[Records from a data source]

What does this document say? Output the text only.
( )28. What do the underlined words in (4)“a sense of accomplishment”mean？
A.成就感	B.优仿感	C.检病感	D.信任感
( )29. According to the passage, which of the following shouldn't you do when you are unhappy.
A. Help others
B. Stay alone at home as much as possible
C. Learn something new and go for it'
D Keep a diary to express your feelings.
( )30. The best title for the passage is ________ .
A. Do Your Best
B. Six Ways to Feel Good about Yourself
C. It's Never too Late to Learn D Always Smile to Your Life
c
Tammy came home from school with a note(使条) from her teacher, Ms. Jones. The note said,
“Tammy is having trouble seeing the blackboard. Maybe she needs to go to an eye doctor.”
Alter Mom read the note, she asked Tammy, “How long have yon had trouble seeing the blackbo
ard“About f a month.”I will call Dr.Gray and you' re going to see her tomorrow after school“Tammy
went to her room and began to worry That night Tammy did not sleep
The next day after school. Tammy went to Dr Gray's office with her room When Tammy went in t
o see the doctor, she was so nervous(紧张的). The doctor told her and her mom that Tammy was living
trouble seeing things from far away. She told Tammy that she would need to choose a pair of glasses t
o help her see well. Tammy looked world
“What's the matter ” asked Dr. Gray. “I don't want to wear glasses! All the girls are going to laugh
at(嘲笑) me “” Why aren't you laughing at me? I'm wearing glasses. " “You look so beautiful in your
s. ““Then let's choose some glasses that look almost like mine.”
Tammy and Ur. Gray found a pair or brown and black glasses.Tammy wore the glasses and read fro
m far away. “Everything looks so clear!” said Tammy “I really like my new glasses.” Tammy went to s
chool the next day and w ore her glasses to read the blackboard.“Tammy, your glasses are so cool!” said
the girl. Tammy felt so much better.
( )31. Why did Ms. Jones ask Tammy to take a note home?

• _Given exercise_
Write the listing out again, exactly as shown above.

• _Exercise solution_
What does this document say? Output the text only.
( )28. What do the underlined words in (4)“a sense of accomplishment”mean？
A.成就感	B.优仿感	C.检病感	D.信任感
( )29. According to the passage, which of the following shouldn't you do when you are unhappy.
A. Help others
B. Stay alone at home as much as possible
C. Learn something new and go for it'
D Keep a diary to express your feelings.
( )30. The best title for the passage is ________ .
A. Do Your Best
B. Six Ways to Feel Good about Yourself
C. It's Never too Late to Learn D Always Smile to Your Life
c
Tammy came home from school with a note(使条) from her teacher, Ms. Jones. The note said,
“Tammy is having trouble seeing the blackboard. Maybe she needs to go to an eye doctor.”
Alter Mom read the note, she asked Tammy, “How long have yon had trouble seeing the blackbo
ard“About f a month.”I will call Dr.Gray and you' re going to see her tomorrow after school“Tammy
went to her room and began to worry That night Tammy did not sleep
The next day after school. Tammy went to Dr Gray's office with her room When Tammy went in t
o see the doctor, she was so nervous(紧张的). The doctor told her and her mom that Tammy was living
trouble seeing things from far away. She told Tammy that she would need to choose a pair of glasses t
o help her see well. Tammy looked world
“What's the matter ” asked Dr. Gray. “I don't want to wear glasses! All the girls are going to laugh
at(嘲笑) me “” Why aren't you laughing at me? I'm wearing glasses. " “You look so beautiful in your
s. ““Then let's choose some glasses that look almost like mine.”
Tammy and Ur. Gray found a pair or brown and black glasses.Tammy wore the glasses and read fro
m far away. “Everything looks so clear!” said Tammy “I really like my new glasses.” Tammy went to s
chool the next day and w ore her glasses to read the blackboard.“Tammy, your glasses are so cool!” said
the girl. Tammy felt so much better.
( )31. Why did Ms. Jones ask Tammy to take a note home?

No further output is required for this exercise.